_Stated task 1_:
In the entries, start at the line containing "checkbox-unchecked-icon[interactable] — [295, 323, 315, 343]" and end with the line containing "Where is each". Return those lines with "Light Red" switched to "Light Blue" and nothing else altered.

_Page excerpt_:
# # #

In animation wage-slavery, there is fairly decent upfront money, only you’re living hand to mouth where the fruits of your labour are owned by your wage-slave-masters. The most obvious dilemma was that there is no up front money in making your own comic (and potentially no money off the back end either pending public opinion).
My solution to this dilemma: You start with 10 percent of your time commited to making your comic, and 90 percent of your time earning a slave-wage. As you begin making progress with your personal work, you can begin the transitional process. You up the comic time to 30 percent, and then 50 percent, and then 70 percent, and so on until you reach 100 percent.
It’s easy to talk conceptual. But breaking the mind out of the control matrix and diving off the deep end is hard.
This is where I have been stuck, in the 10 – 90 ratio.
During a “Brain Trust” brainstorm last month, Matt Campbell said: “There is a source that has unlimited resources. It’s like an ocean; you can draw a thimble of resources from it every year, or 10,000 gallons every day. It makes no difference to this source because it has an infinite amount. It’s the same source that makes planets and solar systems. All it asks first is that you eliminate fear, judgmental constructs, to be kind, to have love and to be in tune with your surroundings. It will make everything easy (and make all the wrong choices really really difficult).”

# # #

_Input rows_:
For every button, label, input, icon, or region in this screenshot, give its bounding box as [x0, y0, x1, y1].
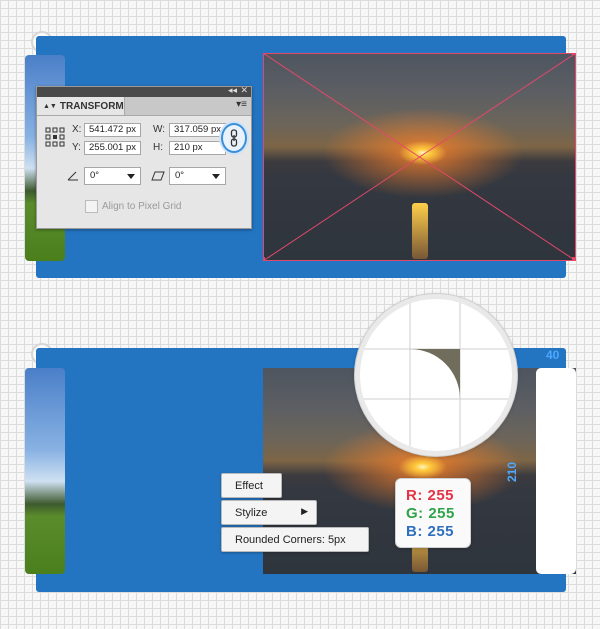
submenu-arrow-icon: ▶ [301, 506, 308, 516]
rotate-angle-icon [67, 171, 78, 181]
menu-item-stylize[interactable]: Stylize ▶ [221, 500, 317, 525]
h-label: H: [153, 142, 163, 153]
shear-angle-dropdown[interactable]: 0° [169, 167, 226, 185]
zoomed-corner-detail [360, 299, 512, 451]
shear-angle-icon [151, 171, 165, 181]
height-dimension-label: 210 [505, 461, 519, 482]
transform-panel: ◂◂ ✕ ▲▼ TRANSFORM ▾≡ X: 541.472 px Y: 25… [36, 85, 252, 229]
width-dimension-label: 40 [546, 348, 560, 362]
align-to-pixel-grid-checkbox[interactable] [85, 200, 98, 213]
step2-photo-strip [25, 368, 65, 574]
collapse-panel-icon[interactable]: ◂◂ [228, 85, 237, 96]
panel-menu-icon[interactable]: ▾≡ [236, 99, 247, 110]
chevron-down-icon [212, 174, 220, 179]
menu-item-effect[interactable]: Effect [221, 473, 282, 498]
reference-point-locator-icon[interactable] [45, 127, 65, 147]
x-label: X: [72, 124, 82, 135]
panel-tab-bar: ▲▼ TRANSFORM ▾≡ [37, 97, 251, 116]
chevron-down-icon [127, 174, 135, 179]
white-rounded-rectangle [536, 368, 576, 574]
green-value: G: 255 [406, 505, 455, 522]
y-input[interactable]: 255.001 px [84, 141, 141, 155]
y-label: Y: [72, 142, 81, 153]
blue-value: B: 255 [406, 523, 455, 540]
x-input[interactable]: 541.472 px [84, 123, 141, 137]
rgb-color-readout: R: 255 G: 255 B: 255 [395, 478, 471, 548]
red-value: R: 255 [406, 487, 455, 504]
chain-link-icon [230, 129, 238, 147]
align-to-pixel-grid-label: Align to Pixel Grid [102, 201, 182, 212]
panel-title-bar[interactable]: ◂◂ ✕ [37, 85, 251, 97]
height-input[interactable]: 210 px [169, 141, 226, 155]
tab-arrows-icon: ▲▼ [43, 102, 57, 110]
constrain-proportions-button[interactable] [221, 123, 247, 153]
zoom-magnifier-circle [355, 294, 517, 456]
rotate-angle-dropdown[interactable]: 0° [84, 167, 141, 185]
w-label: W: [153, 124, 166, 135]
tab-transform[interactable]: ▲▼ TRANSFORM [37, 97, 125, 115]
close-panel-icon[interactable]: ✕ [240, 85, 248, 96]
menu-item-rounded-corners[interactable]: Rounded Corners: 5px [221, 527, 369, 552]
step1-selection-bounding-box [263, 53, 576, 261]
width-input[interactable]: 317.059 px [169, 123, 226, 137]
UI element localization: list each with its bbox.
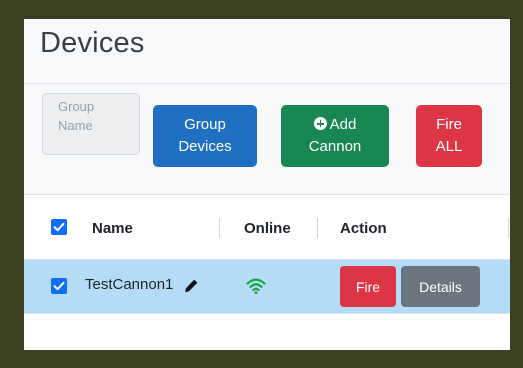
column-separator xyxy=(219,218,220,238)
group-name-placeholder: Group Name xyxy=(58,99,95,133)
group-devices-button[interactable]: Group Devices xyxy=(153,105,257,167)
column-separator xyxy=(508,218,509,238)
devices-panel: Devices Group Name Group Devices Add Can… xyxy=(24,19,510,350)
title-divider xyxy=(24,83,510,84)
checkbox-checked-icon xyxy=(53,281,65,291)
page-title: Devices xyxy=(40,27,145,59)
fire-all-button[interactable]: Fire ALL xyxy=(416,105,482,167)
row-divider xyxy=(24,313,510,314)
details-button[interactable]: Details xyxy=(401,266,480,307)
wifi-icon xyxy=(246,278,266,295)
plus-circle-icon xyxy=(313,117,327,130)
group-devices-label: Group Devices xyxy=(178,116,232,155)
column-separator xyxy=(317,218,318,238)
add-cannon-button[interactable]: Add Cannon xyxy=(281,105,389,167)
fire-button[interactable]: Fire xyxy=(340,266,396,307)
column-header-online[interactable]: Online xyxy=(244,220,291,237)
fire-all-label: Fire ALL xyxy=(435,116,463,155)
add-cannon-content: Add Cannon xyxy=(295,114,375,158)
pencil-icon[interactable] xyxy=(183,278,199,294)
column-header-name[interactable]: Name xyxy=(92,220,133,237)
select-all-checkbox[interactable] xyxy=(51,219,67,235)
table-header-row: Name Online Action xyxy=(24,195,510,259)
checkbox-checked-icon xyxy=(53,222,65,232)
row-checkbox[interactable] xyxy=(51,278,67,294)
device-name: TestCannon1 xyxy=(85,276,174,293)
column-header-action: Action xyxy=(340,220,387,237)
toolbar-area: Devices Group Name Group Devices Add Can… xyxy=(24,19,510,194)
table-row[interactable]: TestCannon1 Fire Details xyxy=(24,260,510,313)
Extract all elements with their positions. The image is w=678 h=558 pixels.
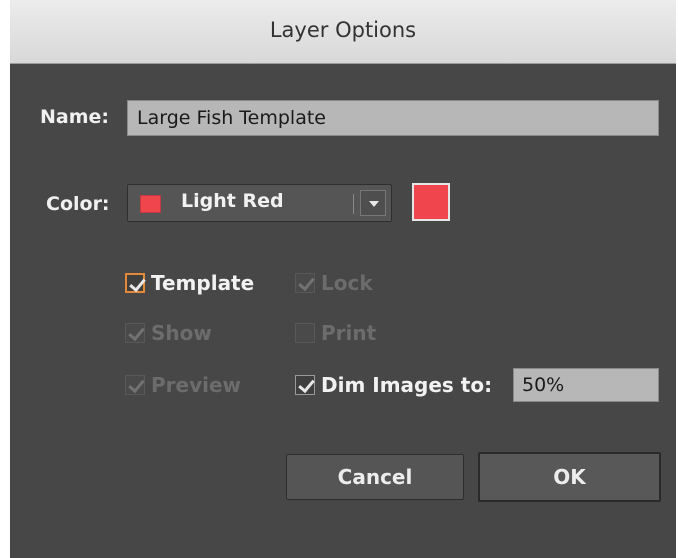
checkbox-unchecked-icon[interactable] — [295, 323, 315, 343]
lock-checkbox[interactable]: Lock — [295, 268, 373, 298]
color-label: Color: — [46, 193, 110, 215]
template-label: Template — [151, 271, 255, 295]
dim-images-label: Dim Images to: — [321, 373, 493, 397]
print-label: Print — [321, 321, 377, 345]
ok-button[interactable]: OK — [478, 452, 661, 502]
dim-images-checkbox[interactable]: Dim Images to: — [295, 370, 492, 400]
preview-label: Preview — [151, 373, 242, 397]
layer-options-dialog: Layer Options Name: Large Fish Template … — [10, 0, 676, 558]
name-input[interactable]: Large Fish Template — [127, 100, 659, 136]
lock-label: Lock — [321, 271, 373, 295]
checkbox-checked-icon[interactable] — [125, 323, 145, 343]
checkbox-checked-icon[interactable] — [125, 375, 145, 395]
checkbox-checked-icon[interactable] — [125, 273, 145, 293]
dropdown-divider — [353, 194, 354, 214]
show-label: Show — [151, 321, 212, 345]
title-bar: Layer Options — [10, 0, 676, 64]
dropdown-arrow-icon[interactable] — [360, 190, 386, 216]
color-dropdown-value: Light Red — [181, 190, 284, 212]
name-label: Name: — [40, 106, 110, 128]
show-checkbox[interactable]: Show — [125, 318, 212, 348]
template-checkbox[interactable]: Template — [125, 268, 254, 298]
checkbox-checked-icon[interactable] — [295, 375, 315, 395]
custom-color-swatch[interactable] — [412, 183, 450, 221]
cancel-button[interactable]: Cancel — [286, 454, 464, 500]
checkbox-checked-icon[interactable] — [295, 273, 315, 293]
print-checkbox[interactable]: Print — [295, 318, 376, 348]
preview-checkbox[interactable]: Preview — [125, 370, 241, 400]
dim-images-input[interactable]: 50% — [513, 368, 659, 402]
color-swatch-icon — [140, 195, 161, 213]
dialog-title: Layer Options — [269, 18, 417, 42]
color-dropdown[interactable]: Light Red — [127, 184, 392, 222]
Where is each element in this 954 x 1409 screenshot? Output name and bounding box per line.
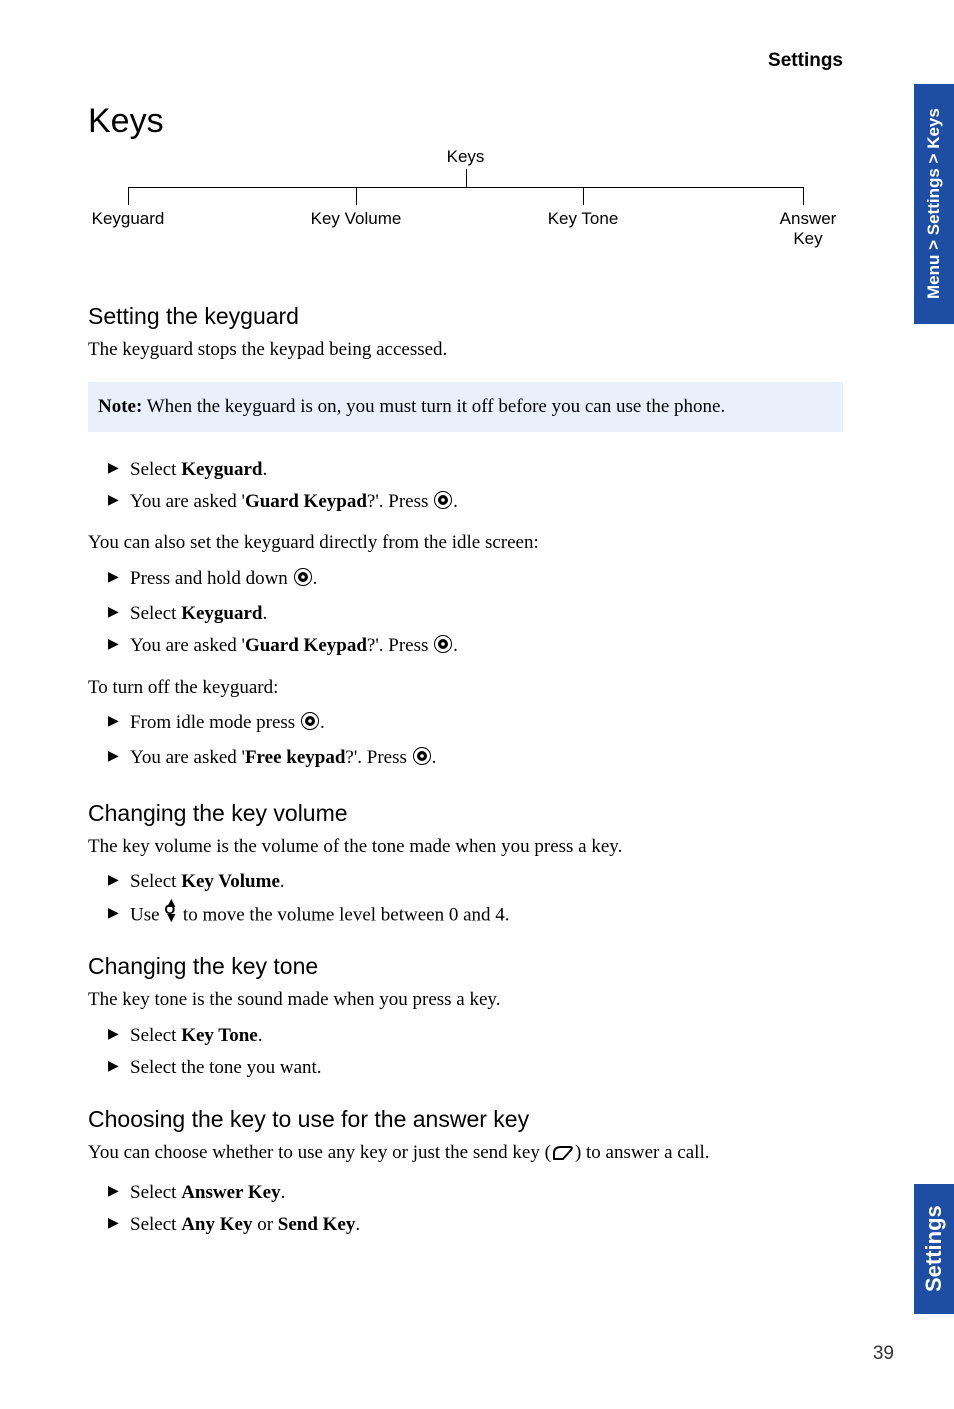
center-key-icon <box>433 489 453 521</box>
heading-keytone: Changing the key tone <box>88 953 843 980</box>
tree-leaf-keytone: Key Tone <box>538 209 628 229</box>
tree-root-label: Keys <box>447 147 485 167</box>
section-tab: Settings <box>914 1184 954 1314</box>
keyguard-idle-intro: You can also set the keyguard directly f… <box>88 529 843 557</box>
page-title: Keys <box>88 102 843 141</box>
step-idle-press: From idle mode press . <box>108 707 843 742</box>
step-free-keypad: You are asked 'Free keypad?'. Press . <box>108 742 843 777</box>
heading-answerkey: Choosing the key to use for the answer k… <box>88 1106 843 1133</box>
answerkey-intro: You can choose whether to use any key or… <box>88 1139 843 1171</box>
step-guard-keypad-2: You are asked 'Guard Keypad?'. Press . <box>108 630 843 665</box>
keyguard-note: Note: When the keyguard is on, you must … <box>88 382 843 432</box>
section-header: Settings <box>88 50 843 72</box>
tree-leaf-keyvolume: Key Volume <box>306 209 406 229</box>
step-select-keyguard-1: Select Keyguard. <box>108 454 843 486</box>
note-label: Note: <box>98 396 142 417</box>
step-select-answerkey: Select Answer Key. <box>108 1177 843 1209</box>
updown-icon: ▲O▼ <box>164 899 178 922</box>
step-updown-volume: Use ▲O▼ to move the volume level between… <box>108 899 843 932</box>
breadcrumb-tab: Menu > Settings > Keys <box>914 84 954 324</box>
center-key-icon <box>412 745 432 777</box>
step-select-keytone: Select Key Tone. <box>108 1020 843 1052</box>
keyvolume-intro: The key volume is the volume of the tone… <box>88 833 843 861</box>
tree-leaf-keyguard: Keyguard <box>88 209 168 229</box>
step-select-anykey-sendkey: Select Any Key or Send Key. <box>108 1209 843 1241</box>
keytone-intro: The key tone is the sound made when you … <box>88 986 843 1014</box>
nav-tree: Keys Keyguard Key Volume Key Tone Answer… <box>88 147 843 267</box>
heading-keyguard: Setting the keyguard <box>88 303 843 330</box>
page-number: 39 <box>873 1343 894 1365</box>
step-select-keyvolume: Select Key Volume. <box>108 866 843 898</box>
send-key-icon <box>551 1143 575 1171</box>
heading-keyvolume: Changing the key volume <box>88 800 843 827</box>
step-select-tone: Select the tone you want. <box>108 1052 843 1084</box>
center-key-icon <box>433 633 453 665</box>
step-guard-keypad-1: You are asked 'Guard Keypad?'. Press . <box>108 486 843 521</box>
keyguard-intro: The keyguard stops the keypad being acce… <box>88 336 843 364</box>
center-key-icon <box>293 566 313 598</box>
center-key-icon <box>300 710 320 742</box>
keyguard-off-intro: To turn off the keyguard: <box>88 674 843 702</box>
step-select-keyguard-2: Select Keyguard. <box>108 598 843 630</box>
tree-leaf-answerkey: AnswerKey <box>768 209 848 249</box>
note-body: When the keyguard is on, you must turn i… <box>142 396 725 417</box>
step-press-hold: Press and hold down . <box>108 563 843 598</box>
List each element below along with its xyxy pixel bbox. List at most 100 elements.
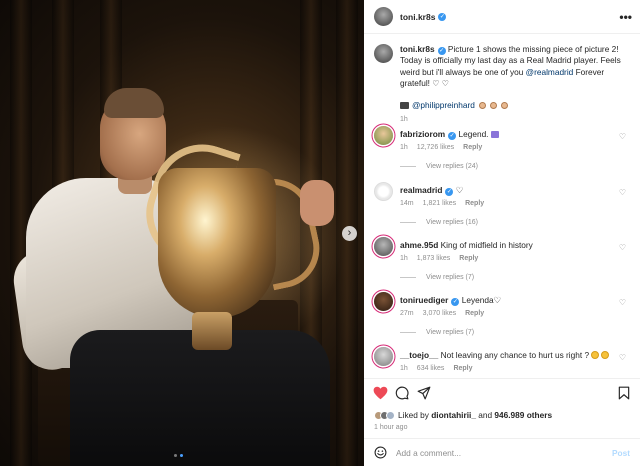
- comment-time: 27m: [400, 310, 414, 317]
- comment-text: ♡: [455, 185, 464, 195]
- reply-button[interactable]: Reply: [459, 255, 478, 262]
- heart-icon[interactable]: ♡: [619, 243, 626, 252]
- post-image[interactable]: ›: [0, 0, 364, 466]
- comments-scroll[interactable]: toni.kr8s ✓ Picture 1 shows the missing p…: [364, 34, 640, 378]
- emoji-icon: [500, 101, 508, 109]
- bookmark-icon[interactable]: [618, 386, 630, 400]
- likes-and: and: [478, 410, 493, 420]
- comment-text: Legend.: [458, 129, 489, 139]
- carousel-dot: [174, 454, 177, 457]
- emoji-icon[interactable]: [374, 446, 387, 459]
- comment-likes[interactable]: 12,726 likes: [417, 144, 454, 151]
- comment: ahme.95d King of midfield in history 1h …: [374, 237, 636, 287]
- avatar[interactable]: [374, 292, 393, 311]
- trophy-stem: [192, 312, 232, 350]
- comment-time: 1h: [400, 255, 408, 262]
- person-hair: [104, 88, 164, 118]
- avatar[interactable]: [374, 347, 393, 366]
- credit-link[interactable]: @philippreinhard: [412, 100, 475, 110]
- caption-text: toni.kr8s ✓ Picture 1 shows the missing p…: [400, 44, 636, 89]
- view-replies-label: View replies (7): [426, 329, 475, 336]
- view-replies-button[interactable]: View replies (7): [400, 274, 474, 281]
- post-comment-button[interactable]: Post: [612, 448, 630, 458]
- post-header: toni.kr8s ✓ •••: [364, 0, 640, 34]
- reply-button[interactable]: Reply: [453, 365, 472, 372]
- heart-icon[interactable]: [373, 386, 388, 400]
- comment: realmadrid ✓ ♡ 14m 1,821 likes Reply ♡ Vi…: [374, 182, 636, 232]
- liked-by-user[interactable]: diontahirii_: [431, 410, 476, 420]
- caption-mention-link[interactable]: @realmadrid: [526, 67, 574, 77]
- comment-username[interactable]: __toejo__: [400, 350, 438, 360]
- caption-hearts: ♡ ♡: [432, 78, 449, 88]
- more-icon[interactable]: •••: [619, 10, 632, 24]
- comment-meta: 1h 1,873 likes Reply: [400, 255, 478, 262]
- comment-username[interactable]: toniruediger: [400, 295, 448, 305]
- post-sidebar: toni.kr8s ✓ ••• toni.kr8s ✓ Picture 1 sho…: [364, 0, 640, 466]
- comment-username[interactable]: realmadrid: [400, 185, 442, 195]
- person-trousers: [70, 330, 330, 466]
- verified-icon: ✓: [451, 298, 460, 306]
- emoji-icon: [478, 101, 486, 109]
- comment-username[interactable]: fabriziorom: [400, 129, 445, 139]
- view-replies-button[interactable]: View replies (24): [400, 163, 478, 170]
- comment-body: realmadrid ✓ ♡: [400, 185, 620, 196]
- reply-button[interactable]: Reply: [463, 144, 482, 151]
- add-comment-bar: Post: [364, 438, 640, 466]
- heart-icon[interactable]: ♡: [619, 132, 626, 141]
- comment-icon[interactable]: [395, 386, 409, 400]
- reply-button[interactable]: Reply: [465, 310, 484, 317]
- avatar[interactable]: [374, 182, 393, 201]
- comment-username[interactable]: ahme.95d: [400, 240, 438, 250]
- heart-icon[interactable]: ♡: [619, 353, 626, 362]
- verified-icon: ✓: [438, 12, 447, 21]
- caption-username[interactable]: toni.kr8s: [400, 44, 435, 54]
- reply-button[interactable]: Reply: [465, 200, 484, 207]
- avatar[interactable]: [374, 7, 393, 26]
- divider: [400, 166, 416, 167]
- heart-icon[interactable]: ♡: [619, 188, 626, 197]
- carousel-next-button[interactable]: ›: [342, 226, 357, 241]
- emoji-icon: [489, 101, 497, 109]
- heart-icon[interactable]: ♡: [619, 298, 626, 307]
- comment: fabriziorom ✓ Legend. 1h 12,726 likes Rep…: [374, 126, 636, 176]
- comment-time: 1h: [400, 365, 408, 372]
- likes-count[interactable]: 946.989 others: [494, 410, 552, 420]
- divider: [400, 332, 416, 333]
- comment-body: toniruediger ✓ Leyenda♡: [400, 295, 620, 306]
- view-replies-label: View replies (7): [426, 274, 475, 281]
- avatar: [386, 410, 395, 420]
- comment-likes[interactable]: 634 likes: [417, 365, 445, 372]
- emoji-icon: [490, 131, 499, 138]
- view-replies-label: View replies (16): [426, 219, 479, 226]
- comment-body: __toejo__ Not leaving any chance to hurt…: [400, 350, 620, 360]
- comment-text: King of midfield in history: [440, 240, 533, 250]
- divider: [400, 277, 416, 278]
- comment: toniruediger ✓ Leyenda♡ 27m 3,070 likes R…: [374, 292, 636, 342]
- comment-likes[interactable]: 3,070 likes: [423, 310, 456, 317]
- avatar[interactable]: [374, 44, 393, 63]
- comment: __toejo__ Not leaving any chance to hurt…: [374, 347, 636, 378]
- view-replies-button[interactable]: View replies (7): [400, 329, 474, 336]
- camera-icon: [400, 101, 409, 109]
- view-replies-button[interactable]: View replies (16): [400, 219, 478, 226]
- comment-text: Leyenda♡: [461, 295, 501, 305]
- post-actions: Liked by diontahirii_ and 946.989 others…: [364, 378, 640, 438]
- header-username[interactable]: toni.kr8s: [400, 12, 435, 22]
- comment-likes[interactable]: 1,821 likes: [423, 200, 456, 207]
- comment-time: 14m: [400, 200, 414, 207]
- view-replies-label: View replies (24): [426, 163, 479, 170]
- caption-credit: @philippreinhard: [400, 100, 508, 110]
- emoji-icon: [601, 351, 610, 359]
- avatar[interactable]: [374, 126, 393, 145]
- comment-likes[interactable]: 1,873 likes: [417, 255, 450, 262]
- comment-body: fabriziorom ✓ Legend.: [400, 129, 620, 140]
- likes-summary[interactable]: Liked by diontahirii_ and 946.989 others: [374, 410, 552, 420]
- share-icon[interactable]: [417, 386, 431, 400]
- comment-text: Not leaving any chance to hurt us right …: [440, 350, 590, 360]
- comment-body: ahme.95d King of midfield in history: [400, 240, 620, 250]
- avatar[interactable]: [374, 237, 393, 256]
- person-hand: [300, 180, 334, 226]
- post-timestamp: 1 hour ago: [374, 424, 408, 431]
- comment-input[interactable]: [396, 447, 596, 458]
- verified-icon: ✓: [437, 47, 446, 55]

# # #

_Stated task 2_:
In the passage about making comics, which time split does the writer say they have been stuck in?

_Written reply 1_:
checkbox-unchecked-icon[interactable] — [295, 323, 315, 343]
lock-checkbox[interactable]: Lock — [295, 268, 373, 298]
color-label: Color: — [46, 193, 110, 215]
template-label: Template — [151, 271, 255, 295]
dim-images-label: Dim Images to: — [321, 373, 493, 397]
print-label: Print — [321, 321, 377, 345]
ok-button[interactable]: OK — [478, 452, 661, 502]
dim-images-checkbox[interactable]: Dim Images to: — [295, 370, 492, 400]
preview-label: Preview — [151, 373, 242, 397]
layer-options-dialog: Layer Options Name: Large Fish Template … — [10, 0, 676, 558]
name-input[interactable]: Large Fish Template — [127, 100, 659, 136]
lock-label: Lock — [321, 271, 373, 295]
checkbox-checked-icon[interactable] — [125, 323, 145, 343]
checkbox-checked-icon[interactable] — [125, 375, 145, 395]
checkbox-checked-icon[interactable] — [125, 273, 145, 293]
dropdown-divider — [353, 194, 354, 214]
show-label: Show — [151, 321, 212, 345]
title-bar: Layer Options — [10, 0, 676, 64]
dropdown-arrow-icon[interactable] — [360, 190, 386, 216]
color-dropdown-value: Light Blue — [181, 190, 284, 212]
name-label: Name: — [40, 106, 110, 128]
show-checkbox[interactable]: Show — [125, 318, 212, 348]
template-checkbox[interactable]: Template — [125, 268, 254, 298]
checkbox-checked-icon[interactable] — [295, 375, 315, 395]
custom-color-swatch[interactable] — [412, 183, 450, 221]
cancel-button[interactable]: Cancel — [286, 454, 464, 500]
checkbox-checked-icon[interactable] — [295, 273, 315, 293]
print-checkbox[interactable]: Print — [295, 318, 376, 348]
preview-checkbox[interactable]: Preview — [125, 370, 241, 400]
dim-images-input[interactable]: 50% — [513, 368, 659, 402]
color-swatch-icon — [140, 195, 161, 213]
dialog-title: Layer Options — [269, 18, 417, 42]
color-dropdown[interactable]: Light Blue — [127, 184, 392, 222]
Where is each element in this 954 x 1409 screenshot? Output name and bounding box per line.

_Written reply 2_:
The 10 – 90 ratio: 10 percent of their time on the comic and 90 percent earning a wage.